** start DATA ENTRIES **
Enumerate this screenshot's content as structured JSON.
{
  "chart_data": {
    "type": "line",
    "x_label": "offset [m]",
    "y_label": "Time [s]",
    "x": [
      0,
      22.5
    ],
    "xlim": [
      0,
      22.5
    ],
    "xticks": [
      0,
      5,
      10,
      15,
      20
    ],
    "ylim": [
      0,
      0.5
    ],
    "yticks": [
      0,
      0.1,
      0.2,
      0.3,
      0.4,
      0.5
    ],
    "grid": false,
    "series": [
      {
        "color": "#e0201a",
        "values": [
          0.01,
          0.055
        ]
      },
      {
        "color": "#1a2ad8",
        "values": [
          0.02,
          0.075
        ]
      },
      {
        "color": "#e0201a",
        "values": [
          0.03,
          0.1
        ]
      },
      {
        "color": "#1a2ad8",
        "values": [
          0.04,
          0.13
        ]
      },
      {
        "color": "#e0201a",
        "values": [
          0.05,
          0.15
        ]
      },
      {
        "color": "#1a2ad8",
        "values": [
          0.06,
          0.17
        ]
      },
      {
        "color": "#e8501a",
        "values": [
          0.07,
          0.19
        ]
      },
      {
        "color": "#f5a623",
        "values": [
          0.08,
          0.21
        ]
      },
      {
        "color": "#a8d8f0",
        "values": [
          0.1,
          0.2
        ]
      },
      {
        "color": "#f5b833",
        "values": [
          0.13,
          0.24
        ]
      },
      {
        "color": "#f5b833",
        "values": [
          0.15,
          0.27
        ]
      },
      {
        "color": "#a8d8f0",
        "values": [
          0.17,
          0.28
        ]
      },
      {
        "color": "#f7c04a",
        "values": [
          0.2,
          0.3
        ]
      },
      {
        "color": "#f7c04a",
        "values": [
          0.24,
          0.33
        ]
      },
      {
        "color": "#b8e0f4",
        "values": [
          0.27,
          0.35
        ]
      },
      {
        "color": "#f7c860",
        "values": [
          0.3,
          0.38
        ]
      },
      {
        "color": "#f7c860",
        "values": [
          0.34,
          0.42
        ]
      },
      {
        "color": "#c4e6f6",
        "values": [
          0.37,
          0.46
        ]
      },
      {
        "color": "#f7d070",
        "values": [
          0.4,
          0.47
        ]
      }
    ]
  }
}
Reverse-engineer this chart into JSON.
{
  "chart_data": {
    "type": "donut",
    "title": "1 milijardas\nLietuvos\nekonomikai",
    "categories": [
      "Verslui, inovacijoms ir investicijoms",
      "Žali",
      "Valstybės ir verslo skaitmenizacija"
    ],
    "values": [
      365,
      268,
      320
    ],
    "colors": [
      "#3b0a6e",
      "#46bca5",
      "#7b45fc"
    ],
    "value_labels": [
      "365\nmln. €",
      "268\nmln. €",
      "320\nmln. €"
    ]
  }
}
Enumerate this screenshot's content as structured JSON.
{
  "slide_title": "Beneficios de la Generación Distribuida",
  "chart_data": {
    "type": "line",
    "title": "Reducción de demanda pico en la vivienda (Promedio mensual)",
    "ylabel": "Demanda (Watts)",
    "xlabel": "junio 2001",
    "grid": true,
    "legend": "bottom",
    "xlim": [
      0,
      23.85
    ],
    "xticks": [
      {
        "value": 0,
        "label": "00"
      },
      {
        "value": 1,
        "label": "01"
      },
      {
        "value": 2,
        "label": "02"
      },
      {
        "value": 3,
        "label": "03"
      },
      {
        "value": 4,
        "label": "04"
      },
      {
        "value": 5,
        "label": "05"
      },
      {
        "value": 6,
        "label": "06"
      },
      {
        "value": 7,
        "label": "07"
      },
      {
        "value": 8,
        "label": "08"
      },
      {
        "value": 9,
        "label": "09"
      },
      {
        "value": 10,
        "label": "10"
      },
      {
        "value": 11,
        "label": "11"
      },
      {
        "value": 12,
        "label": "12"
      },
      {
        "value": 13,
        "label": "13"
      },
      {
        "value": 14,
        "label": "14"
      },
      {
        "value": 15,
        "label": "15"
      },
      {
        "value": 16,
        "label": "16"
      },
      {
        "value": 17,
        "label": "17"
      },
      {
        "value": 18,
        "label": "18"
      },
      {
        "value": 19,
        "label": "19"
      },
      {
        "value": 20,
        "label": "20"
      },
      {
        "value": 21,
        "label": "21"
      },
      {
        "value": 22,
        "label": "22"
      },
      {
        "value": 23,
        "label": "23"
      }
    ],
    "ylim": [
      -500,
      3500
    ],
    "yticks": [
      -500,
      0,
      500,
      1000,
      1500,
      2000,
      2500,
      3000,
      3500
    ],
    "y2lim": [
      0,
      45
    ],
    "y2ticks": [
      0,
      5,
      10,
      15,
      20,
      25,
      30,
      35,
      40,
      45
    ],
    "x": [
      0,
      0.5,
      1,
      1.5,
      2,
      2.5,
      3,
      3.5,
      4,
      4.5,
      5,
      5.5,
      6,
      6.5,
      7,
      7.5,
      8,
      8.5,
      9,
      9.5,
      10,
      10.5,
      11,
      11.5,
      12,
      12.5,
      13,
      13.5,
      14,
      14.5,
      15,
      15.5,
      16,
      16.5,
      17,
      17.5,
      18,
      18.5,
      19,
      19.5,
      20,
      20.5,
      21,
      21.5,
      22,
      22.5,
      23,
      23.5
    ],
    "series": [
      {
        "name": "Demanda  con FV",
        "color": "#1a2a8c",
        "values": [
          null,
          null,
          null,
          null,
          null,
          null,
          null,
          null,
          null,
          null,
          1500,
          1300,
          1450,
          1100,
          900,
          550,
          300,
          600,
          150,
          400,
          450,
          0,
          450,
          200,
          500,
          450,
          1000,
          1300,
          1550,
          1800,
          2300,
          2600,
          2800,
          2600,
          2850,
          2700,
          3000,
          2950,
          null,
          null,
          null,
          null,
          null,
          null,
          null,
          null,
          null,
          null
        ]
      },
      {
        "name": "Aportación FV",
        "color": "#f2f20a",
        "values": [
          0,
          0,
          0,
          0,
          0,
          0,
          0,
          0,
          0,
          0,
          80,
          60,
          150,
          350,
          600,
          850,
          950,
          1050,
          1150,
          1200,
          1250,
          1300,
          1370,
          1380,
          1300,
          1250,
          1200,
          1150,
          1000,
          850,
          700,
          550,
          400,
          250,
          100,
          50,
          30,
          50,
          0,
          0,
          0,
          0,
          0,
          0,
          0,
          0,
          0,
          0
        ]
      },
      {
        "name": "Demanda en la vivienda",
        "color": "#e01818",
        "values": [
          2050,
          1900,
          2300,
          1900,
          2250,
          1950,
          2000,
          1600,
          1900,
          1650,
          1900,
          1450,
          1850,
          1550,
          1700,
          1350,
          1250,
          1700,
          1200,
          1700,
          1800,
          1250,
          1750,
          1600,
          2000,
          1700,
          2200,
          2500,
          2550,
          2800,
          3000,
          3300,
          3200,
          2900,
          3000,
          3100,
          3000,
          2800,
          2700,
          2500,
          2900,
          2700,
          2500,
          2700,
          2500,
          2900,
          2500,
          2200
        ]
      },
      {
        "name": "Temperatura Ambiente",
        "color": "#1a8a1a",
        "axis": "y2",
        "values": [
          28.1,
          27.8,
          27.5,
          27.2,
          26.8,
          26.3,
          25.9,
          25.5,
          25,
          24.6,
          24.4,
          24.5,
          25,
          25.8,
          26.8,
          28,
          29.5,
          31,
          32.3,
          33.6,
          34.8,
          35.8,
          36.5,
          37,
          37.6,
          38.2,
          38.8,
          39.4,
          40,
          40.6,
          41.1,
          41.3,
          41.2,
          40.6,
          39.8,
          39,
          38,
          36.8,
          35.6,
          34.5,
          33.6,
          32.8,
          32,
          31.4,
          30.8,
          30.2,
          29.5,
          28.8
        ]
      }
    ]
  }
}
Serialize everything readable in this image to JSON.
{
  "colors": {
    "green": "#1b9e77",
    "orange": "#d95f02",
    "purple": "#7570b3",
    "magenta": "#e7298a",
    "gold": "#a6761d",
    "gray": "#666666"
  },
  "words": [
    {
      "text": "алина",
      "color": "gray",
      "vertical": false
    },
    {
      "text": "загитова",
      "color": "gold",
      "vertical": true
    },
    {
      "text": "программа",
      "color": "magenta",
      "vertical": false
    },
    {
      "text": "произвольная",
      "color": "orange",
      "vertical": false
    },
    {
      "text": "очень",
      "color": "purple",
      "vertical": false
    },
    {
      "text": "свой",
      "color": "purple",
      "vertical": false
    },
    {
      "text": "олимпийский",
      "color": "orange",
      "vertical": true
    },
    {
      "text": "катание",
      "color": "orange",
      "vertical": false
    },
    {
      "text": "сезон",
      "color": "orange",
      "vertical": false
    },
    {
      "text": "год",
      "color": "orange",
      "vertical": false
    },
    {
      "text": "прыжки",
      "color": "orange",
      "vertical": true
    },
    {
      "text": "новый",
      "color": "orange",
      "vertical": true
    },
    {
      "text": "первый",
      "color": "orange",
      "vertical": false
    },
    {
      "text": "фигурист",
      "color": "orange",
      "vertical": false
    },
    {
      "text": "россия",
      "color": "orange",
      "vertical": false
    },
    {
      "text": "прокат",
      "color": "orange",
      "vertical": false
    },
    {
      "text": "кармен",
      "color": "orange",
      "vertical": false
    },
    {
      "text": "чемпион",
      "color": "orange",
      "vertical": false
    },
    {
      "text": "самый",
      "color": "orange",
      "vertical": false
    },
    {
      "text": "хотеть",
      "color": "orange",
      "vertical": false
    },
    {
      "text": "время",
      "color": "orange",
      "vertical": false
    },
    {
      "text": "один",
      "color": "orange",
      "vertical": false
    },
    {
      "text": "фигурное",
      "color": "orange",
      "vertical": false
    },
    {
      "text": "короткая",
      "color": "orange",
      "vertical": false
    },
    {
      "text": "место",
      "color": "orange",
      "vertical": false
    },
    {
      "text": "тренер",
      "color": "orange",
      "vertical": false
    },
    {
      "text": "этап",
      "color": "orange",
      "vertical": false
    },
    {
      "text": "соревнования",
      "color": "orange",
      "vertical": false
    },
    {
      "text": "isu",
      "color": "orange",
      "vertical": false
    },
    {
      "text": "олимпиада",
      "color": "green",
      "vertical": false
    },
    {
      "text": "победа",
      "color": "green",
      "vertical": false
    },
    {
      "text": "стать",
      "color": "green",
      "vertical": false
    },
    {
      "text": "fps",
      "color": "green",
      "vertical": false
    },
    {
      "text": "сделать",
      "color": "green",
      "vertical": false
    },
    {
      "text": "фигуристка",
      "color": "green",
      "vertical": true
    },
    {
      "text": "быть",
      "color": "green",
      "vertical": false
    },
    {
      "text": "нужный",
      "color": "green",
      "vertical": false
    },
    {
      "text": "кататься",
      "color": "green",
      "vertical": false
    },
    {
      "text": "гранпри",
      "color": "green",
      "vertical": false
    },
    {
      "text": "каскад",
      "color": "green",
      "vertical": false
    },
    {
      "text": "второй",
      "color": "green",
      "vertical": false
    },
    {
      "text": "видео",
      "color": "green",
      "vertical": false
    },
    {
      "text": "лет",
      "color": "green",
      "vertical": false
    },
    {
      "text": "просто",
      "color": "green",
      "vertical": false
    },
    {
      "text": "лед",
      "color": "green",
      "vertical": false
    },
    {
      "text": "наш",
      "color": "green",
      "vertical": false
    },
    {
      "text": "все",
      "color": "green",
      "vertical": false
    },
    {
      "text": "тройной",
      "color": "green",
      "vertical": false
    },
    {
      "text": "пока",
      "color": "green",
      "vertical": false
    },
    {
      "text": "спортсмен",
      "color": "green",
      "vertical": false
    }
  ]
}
** end DATA ENTRIES **
» **GOAL OF THE EXERCISE**
Return every line from the records above that holds the word "vivienda".

» **RESPONSE FOR THIS EXERCISE**
    "title": "Reducción de demanda pico en la vivienda (Promedio mensual)",
        "name": "Demanda en la vivienda",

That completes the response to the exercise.